Short task –
Every line holding the string "object" should be gathered.

╔══

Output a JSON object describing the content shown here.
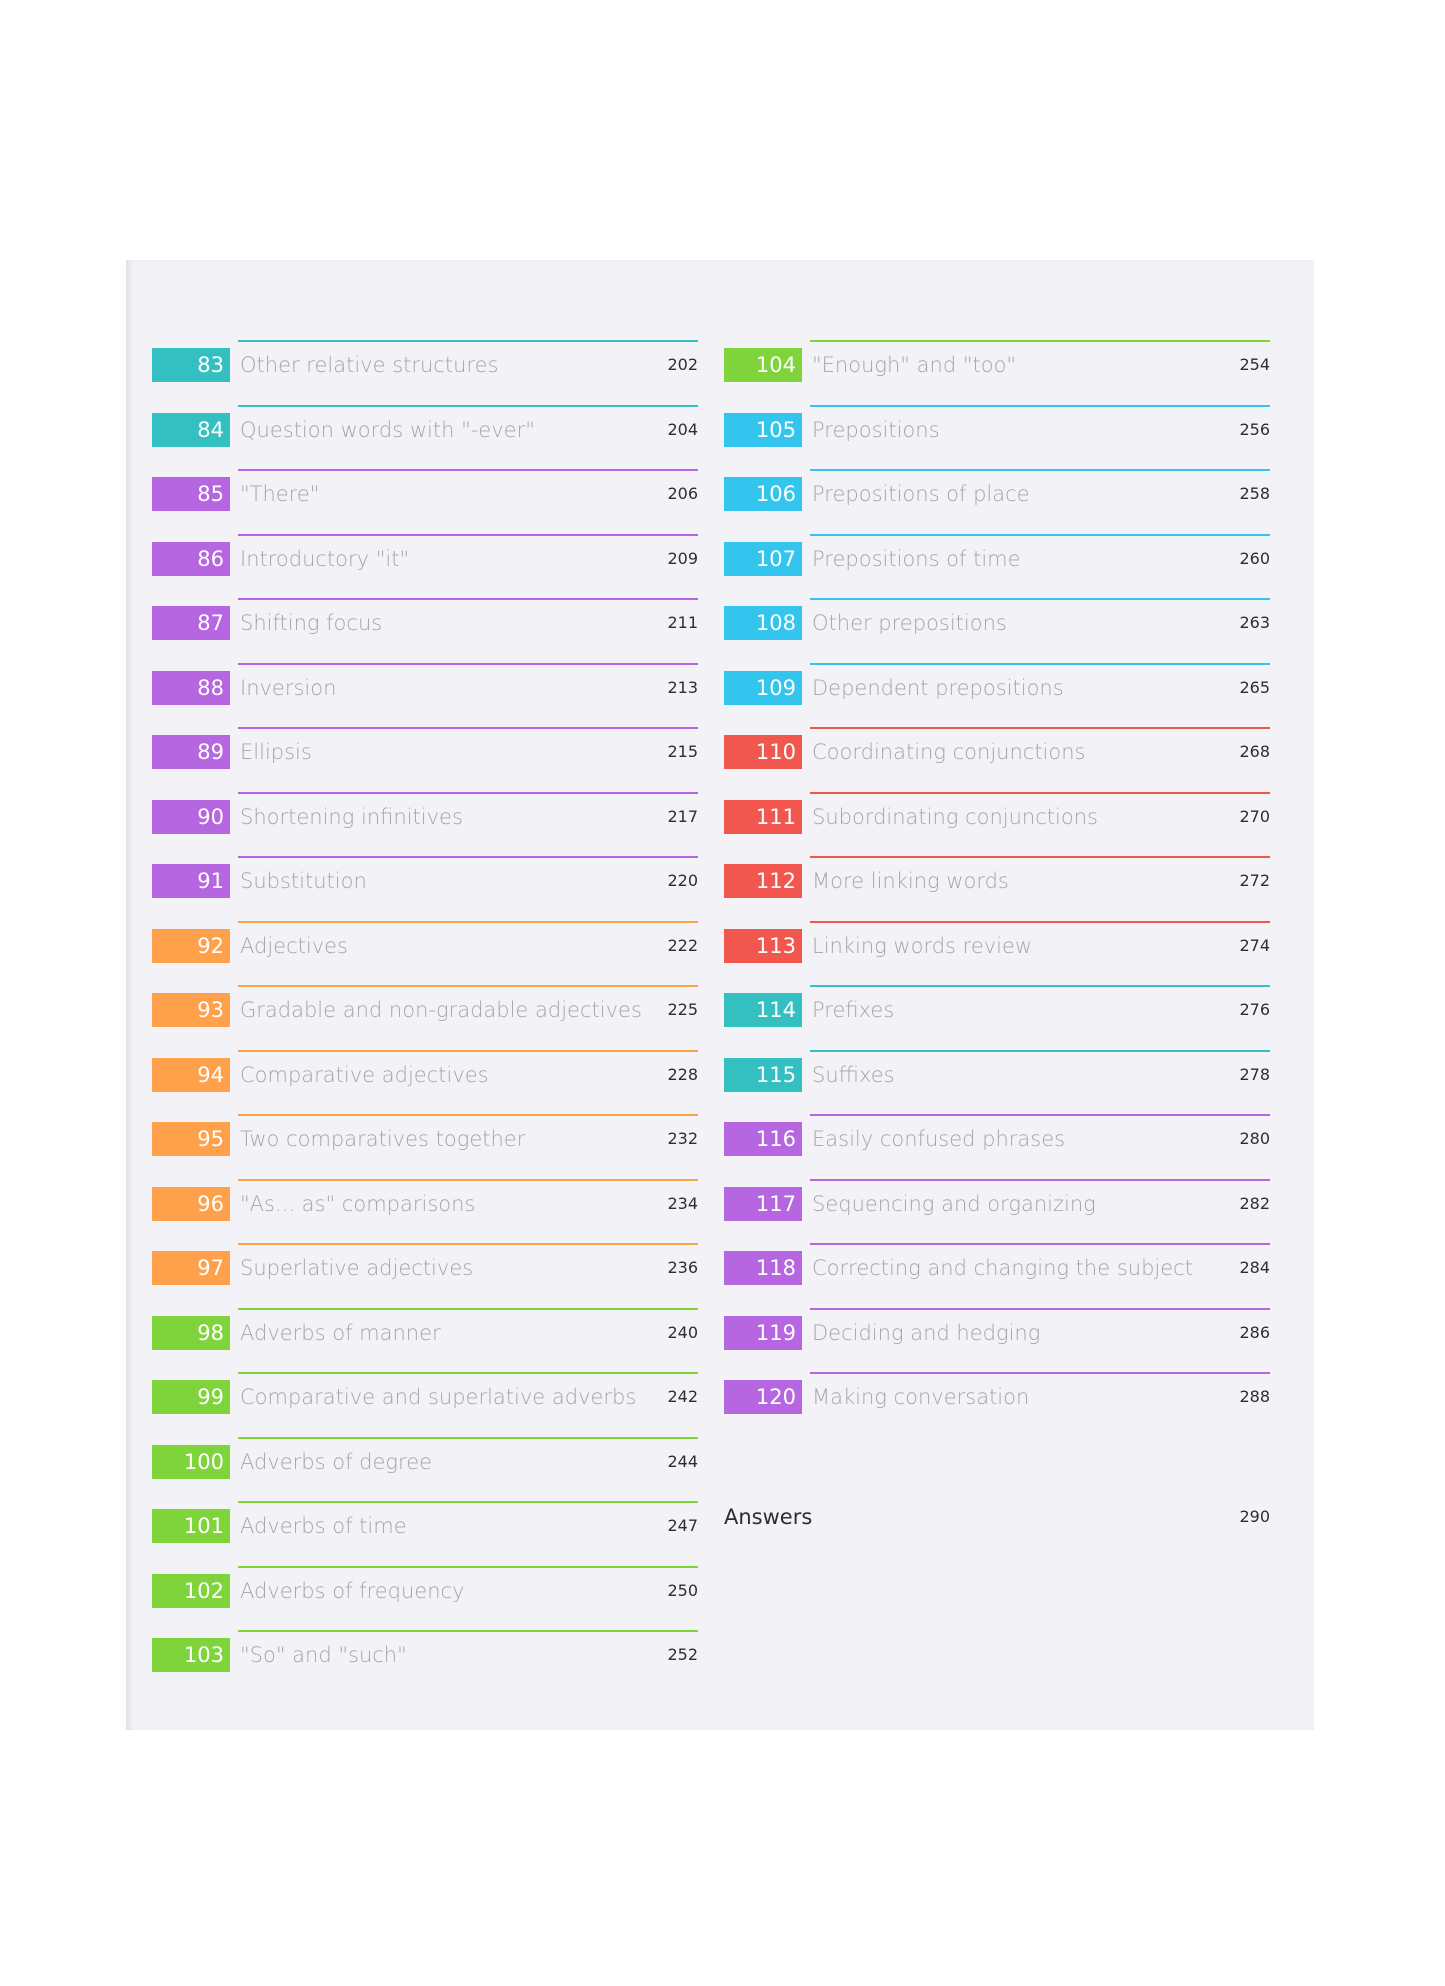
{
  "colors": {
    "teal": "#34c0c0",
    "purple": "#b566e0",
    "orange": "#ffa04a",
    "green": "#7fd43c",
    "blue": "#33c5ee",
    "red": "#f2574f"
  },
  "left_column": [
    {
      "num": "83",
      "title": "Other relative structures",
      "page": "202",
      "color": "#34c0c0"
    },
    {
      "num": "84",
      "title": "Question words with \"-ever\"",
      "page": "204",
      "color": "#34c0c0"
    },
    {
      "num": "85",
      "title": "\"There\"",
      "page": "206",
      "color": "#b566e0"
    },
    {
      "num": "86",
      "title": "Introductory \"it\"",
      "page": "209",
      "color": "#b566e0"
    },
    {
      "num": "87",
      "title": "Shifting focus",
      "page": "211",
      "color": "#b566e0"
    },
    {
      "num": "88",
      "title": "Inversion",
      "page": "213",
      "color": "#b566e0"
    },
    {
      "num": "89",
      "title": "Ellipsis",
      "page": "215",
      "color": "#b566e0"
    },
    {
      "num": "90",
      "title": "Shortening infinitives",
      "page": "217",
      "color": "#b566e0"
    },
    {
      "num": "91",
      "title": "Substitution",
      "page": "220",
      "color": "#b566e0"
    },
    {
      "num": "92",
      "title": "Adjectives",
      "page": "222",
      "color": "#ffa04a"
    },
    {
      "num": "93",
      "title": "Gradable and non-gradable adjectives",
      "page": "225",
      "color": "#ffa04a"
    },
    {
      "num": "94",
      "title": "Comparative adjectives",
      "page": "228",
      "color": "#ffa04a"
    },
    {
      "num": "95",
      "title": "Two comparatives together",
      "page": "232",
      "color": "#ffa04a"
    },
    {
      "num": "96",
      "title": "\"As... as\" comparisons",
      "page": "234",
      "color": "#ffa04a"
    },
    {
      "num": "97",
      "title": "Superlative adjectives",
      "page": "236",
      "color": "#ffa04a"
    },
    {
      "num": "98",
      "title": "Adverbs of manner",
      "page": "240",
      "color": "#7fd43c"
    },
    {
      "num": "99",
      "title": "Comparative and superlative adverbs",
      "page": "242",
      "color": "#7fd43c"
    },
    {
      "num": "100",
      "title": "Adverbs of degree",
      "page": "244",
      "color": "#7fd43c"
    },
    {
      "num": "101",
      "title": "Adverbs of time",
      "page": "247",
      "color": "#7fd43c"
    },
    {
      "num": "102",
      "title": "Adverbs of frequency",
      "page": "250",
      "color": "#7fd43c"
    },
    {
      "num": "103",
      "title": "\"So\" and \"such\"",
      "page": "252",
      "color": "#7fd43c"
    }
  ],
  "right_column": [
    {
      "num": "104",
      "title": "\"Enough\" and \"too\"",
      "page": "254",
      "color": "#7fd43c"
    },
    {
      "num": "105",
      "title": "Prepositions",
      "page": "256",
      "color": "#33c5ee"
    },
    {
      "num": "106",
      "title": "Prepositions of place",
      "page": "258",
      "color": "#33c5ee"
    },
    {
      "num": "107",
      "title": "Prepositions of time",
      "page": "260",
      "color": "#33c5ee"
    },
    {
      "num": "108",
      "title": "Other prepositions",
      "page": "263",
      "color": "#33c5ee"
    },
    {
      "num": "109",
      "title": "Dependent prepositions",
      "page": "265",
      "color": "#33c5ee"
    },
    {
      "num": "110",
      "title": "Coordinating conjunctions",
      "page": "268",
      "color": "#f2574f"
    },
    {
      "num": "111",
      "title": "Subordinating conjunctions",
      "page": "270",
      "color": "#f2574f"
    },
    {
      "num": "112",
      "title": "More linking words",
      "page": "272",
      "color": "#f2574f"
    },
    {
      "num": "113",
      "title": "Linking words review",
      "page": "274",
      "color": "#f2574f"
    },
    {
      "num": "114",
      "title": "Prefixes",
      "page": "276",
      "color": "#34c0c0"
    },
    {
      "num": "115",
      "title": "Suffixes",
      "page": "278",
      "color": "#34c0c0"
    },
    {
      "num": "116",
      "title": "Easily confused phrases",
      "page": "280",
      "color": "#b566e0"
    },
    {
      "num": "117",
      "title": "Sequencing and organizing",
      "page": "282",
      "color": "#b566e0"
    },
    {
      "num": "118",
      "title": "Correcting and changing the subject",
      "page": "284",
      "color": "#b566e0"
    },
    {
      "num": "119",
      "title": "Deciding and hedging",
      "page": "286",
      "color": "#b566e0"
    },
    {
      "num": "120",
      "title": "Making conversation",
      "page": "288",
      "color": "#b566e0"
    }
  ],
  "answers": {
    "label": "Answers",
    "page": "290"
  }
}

╚══
╔══

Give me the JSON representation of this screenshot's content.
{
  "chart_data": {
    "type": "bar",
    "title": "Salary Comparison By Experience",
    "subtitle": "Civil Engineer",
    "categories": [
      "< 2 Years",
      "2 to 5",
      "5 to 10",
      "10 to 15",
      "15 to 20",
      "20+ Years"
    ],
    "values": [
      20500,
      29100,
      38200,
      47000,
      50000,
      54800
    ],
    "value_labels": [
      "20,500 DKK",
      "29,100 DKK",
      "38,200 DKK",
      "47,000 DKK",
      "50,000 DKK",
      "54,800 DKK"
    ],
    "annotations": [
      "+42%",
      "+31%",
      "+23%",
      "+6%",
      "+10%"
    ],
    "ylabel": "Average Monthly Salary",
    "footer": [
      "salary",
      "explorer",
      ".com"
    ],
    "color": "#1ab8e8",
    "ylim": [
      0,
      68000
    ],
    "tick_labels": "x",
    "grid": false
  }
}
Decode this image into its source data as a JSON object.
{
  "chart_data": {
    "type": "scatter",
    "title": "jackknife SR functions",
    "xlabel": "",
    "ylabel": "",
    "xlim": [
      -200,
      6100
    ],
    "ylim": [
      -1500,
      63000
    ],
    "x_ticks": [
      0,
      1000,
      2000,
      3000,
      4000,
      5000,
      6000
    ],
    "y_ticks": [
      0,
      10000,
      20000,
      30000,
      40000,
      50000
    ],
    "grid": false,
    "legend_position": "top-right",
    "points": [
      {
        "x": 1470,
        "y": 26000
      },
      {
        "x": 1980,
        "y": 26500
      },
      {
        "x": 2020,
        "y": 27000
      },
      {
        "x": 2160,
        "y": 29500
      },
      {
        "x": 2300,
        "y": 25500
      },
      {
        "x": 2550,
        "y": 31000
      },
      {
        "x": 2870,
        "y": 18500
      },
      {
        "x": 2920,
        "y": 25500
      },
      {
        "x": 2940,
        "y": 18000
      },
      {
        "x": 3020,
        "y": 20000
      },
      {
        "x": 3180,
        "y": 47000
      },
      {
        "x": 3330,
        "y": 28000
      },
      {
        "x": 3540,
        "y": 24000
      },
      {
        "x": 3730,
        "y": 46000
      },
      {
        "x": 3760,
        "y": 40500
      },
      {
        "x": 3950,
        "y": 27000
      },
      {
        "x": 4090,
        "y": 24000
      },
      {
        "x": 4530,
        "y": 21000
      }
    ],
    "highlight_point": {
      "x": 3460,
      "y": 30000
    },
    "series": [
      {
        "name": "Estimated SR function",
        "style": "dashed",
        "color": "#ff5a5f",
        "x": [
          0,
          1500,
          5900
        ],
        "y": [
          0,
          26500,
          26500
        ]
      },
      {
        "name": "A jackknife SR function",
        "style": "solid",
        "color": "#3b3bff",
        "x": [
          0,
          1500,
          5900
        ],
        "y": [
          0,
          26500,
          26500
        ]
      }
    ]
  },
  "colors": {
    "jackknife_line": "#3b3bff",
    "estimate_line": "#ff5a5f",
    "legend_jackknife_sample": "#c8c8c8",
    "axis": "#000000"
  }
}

╚══

Output for this task –
Output a JSON object describing the content shown here.
Decode this image into its source data as a JSON object.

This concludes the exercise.